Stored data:

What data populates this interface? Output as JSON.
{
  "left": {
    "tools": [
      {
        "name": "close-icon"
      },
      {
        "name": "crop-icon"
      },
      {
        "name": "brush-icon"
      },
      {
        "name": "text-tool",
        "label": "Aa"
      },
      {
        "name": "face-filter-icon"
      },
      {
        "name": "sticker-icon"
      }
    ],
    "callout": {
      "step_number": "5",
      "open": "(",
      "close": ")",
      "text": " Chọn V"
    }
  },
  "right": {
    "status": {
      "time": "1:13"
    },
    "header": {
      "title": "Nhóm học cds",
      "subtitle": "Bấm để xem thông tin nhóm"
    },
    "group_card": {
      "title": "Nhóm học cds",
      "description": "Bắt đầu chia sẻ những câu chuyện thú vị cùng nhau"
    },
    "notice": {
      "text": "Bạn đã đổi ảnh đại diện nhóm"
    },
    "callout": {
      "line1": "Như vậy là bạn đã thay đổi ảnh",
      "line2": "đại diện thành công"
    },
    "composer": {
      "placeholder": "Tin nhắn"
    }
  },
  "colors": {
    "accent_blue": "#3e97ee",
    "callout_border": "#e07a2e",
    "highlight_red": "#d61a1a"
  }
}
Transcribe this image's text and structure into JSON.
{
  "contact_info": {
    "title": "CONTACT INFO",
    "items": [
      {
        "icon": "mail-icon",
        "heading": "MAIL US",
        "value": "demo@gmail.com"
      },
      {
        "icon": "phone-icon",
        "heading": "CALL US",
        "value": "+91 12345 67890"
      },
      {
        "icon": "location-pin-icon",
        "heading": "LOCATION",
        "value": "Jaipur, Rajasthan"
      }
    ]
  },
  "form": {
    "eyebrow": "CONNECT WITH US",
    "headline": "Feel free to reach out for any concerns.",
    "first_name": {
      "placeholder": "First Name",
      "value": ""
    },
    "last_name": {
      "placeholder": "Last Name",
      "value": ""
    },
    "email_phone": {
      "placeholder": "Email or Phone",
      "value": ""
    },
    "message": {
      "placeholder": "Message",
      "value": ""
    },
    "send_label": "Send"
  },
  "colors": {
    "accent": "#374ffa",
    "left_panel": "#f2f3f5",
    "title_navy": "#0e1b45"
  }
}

WRITTEN INSTRUCTION:
Return the material exactly as it stands.

TASK SOLUTION:
What data populates this interface? Output as JSON.
{
  "left": {
    "tools": [
      {
        "name": "close-icon"
      },
      {
        "name": "crop-icon"
      },
      {
        "name": "brush-icon"
      },
      {
        "name": "text-tool",
        "label": "Aa"
      },
      {
        "name": "face-filter-icon"
      },
      {
        "name": "sticker-icon"
      }
    ],
    "callout": {
      "step_number": "5",
      "open": "(",
      "close": ")",
      "text": " Chọn V"
    }
  },
  "right": {
    "status": {
      "time": "1:13"
    },
    "header": {
      "title": "Nhóm học cds",
      "subtitle": "Bấm để xem thông tin nhóm"
    },
    "group_card": {
      "title": "Nhóm học cds",
      "description": "Bắt đầu chia sẻ những câu chuyện thú vị cùng nhau"
    },
    "notice": {
      "text": "Bạn đã đổi ảnh đại diện nhóm"
    },
    "callout": {
      "line1": "Như vậy là bạn đã thay đổi ảnh",
      "line2": "đại diện thành công"
    },
    "composer": {
      "placeholder": "Tin nhắn"
    }
  },
  "colors": {
    "accent_blue": "#3e97ee",
    "callout_border": "#e07a2e",
    "highlight_red": "#d61a1a"
  }
}
Transcribe this image's text and structure into JSON.
{
  "contact_info": {
    "title": "CONTACT INFO",
    "items": [
      {
        "icon": "mail-icon",
        "heading": "MAIL US",
        "value": "demo@gmail.com"
      },
      {
        "icon": "phone-icon",
        "heading": "CALL US",
        "value": "+91 12345 67890"
      },
      {
        "icon": "location-pin-icon",
        "heading": "LOCATION",
        "value": "Jaipur, Rajasthan"
      }
    ]
  },
  "form": {
    "eyebrow": "CONNECT WITH US",
    "headline": "Feel free to reach out for any concerns.",
    "first_name": {
      "placeholder": "First Name",
      "value": ""
    },
    "last_name": {
      "placeholder": "Last Name",
      "value": ""
    },
    "email_phone": {
      "placeholder": "Email or Phone",
      "value": ""
    },
    "message": {
      "placeholder": "Message",
      "value": ""
    },
    "send_label": "Send"
  },
  "colors": {
    "accent": "#374ffa",
    "left_panel": "#f2f3f5",
    "title_navy": "#0e1b45"
  }
}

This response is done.